## [EXERCISE BRIEF]
All of the material below is to be repeated exactly.

## [DATASET RECORDS]
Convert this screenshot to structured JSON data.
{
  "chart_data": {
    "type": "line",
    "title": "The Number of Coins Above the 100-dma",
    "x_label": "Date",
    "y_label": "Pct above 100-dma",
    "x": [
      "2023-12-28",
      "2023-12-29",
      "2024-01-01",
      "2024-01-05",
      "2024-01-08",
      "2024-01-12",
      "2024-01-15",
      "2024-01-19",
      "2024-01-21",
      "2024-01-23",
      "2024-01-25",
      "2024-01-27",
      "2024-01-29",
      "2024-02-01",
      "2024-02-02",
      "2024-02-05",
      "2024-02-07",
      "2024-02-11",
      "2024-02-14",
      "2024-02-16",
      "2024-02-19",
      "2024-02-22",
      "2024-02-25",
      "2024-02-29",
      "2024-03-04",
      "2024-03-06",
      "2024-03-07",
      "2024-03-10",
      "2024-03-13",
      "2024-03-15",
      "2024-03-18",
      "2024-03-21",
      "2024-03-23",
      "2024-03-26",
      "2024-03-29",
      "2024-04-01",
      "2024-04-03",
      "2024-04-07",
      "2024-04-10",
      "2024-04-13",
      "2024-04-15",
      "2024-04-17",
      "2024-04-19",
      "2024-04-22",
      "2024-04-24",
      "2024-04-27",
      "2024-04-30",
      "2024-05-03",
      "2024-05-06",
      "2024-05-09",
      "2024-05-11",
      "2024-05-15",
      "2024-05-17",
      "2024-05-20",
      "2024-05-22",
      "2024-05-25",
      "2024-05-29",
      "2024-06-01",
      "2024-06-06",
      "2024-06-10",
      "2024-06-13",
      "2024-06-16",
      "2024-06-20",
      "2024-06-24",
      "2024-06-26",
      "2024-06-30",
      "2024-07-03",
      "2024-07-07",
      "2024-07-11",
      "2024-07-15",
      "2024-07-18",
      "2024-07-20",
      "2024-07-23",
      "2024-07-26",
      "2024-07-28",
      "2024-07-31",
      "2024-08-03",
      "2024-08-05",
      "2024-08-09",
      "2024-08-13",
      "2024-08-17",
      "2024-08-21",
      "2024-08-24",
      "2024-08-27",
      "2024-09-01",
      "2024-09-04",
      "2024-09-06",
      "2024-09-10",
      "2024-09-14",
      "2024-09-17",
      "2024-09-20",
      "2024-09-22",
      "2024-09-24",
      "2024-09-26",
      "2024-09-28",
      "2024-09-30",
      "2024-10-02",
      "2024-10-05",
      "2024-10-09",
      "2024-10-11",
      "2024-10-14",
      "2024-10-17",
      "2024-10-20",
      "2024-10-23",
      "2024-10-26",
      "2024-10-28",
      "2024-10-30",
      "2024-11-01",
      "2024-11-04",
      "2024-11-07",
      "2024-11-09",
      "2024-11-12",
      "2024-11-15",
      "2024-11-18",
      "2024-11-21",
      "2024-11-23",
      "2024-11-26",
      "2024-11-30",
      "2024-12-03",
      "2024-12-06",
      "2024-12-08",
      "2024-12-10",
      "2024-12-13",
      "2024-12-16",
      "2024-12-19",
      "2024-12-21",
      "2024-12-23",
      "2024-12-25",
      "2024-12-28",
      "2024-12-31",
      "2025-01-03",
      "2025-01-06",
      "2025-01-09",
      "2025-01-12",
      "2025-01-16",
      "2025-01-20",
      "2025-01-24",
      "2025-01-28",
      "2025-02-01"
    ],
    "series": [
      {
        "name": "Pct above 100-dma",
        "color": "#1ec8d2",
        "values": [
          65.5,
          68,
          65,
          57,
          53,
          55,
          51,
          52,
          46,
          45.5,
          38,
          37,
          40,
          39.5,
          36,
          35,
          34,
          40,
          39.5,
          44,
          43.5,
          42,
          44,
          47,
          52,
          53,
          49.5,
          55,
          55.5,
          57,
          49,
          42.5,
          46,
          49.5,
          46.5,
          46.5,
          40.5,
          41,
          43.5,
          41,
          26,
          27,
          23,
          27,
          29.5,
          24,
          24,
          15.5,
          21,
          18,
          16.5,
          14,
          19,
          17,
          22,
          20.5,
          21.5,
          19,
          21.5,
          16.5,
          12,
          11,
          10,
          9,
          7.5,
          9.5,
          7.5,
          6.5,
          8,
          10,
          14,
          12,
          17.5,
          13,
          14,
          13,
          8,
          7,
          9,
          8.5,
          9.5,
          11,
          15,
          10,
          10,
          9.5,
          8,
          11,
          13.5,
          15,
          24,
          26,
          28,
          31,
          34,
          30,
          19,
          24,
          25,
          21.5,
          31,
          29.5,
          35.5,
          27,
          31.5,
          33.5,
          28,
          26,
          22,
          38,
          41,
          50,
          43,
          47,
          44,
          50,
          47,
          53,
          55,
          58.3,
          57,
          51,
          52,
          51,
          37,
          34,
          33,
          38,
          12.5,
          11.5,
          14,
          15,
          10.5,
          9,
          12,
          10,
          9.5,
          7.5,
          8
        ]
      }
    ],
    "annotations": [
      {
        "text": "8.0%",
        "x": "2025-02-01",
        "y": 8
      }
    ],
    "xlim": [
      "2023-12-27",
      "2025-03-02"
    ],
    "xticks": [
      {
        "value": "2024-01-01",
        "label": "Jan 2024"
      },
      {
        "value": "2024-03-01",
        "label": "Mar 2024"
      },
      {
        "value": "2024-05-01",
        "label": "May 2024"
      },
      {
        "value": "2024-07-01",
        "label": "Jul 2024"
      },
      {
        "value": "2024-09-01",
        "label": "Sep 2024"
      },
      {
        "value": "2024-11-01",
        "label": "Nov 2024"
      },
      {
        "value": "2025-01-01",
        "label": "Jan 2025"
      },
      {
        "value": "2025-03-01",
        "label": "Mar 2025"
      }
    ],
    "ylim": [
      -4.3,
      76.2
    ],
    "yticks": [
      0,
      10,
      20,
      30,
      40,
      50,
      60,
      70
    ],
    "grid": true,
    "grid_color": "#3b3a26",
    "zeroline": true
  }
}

## [RESPONSE BELOW]
Convert this screenshot to structured JSON data.
{
  "chart_data": {
    "type": "line",
    "title": "The Number of Coins Above the 100-dma",
    "x_label": "Date",
    "y_label": "Pct above 100-dma",
    "x": [
      "2023-12-28",
      "2023-12-29",
      "2024-01-01",
      "2024-01-05",
      "2024-01-08",
      "2024-01-12",
      "2024-01-15",
      "2024-01-19",
      "2024-01-21",
      "2024-01-23",
      "2024-01-25",
      "2024-01-27",
      "2024-01-29",
      "2024-02-01",
      "2024-02-02",
      "2024-02-05",
      "2024-02-07",
      "2024-02-11",
      "2024-02-14",
      "2024-02-16",
      "2024-02-19",
      "2024-02-22",
      "2024-02-25",
      "2024-02-29",
      "2024-03-04",
      "2024-03-06",
      "2024-03-07",
      "2024-03-10",
      "2024-03-13",
      "2024-03-15",
      "2024-03-18",
      "2024-03-21",
      "2024-03-23",
      "2024-03-26",
      "2024-03-29",
      "2024-04-01",
      "2024-04-03",
      "2024-04-07",
      "2024-04-10",
      "2024-04-13",
      "2024-04-15",
      "2024-04-17",
      "2024-04-19",
      "2024-04-22",
      "2024-04-24",
      "2024-04-27",
      "2024-04-30",
      "2024-05-03",
      "2024-05-06",
      "2024-05-09",
      "2024-05-11",
      "2024-05-15",
      "2024-05-17",
      "2024-05-20",
      "2024-05-22",
      "2024-05-25",
      "2024-05-29",
      "2024-06-01",
      "2024-06-06",
      "2024-06-10",
      "2024-06-13",
      "2024-06-16",
      "2024-06-20",
      "2024-06-24",
      "2024-06-26",
      "2024-06-30",
      "2024-07-03",
      "2024-07-07",
      "2024-07-11",
      "2024-07-15",
      "2024-07-18",
      "2024-07-20",
      "2024-07-23",
      "2024-07-26",
      "2024-07-28",
      "2024-07-31",
      "2024-08-03",
      "2024-08-05",
      "2024-08-09",
      "2024-08-13",
      "2024-08-17",
      "2024-08-21",
      "2024-08-24",
      "2024-08-27",
      "2024-09-01",
      "2024-09-04",
      "2024-09-06",
      "2024-09-10",
      "2024-09-14",
      "2024-09-17",
      "2024-09-20",
      "2024-09-22",
      "2024-09-24",
      "2024-09-26",
      "2024-09-28",
      "2024-09-30",
      "2024-10-02",
      "2024-10-05",
      "2024-10-09",
      "2024-10-11",
      "2024-10-14",
      "2024-10-17",
      "2024-10-20",
      "2024-10-23",
      "2024-10-26",
      "2024-10-28",
      "2024-10-30",
      "2024-11-01",
      "2024-11-04",
      "2024-11-07",
      "2024-11-09",
      "2024-11-12",
      "2024-11-15",
      "2024-11-18",
      "2024-11-21",
      "2024-11-23",
      "2024-11-26",
      "2024-11-30",
      "2024-12-03",
      "2024-12-06",
      "2024-12-08",
      "2024-12-10",
      "2024-12-13",
      "2024-12-16",
      "2024-12-19",
      "2024-12-21",
      "2024-12-23",
      "2024-12-25",
      "2024-12-28",
      "2024-12-31",
      "2025-01-03",
      "2025-01-06",
      "2025-01-09",
      "2025-01-12",
      "2025-01-16",
      "2025-01-20",
      "2025-01-24",
      "2025-01-28",
      "2025-02-01"
    ],
    "series": [
      {
        "name": "Pct above 100-dma",
        "color": "#1ec8d2",
        "values": [
          65.5,
          68,
          65,
          57,
          53,
          55,
          51,
          52,
          46,
          45.5,
          38,
          37,
          40,
          39.5,
          36,
          35,
          34,
          40,
          39.5,
          44,
          43.5,
          42,
          44,
          47,
          52,
          53,
          49.5,
          55,
          55.5,
          57,
          49,
          42.5,
          46,
          49.5,
          46.5,
          46.5,
          40.5,
          41,
          43.5,
          41,
          26,
          27,
          23,
          27,
          29.5,
          24,
          24,
          15.5,
          21,
          18,
          16.5,
          14,
          19,
          17,
          22,
          20.5,
          21.5,
          19,
          21.5,
          16.5,
          12,
          11,
          10,
          9,
          7.5,
          9.5,
          7.5,
          6.5,
          8,
          10,
          14,
          12,
          17.5,
          13,
          14,
          13,
          8,
          7,
          9,
          8.5,
          9.5,
          11,
          15,
          10,
          10,
          9.5,
          8,
          11,
          13.5,
          15,
          24,
          26,
          28,
          31,
          34,
          30,
          19,
          24,
          25,
          21.5,
          31,
          29.5,
          35.5,
          27,
          31.5,
          33.5,
          28,
          26,
          22,
          38,
          41,
          50,
          43,
          47,
          44,
          50,
          47,
          53,
          55,
          58.3,
          57,
          51,
          52,
          51,
          37,
          34,
          33,
          38,
          12.5,
          11.5,
          14,
          15,
          10.5,
          9,
          12,
          10,
          9.5,
          7.5,
          8
        ]
      }
    ],
    "annotations": [
      {
        "text": "8.0%",
        "x": "2025-02-01",
        "y": 8
      }
    ],
    "xlim": [
      "2023-12-27",
      "2025-03-02"
    ],
    "xticks": [
      {
        "value": "2024-01-01",
        "label": "Jan 2024"
      },
      {
        "value": "2024-03-01",
        "label": "Mar 2024"
      },
      {
        "value": "2024-05-01",
        "label": "May 2024"
      },
      {
        "value": "2024-07-01",
        "label": "Jul 2024"
      },
      {
        "value": "2024-09-01",
        "label": "Sep 2024"
      },
      {
        "value": "2024-11-01",
        "label": "Nov 2024"
      },
      {
        "value": "2025-01-01",
        "label": "Jan 2025"
      },
      {
        "value": "2025-03-01",
        "label": "Mar 2025"
      }
    ],
    "ylim": [
      -4.3,
      76.2
    ],
    "yticks": [
      0,
      10,
      20,
      30,
      40,
      50,
      60,
      70
    ],
    "grid": true,
    "grid_color": "#3b3a26",
    "zeroline": true
  }
}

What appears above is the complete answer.